+++ DATASET EXCERPTS +++
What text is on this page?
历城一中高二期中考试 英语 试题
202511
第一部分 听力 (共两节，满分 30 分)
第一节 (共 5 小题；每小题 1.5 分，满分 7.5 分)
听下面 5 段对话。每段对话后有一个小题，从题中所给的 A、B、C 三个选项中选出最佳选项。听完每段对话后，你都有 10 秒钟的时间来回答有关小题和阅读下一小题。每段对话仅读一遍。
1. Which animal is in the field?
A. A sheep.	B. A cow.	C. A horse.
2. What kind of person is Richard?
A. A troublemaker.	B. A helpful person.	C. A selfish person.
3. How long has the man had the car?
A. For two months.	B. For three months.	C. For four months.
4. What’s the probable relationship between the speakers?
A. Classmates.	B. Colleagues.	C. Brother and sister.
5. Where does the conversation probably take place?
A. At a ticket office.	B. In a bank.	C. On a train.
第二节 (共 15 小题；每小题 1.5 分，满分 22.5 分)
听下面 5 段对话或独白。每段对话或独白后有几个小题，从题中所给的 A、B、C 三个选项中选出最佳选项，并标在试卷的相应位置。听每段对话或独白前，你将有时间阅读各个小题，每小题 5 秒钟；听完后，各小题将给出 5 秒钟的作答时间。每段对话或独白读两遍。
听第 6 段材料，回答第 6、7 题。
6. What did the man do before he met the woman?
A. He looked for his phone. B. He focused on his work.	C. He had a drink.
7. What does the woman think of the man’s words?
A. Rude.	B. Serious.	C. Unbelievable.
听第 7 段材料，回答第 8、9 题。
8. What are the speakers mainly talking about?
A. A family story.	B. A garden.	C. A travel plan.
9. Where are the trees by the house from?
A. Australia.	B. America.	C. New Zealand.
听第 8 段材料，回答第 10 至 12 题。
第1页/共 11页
+++
# YOUR INSTRUCTIONS
Each line in the entries above that includes the string "woman" should be extracted.

# CORRECT RESPONSE
6. What did the man do before he met the woman?
7. What does the woman think of the man’s words?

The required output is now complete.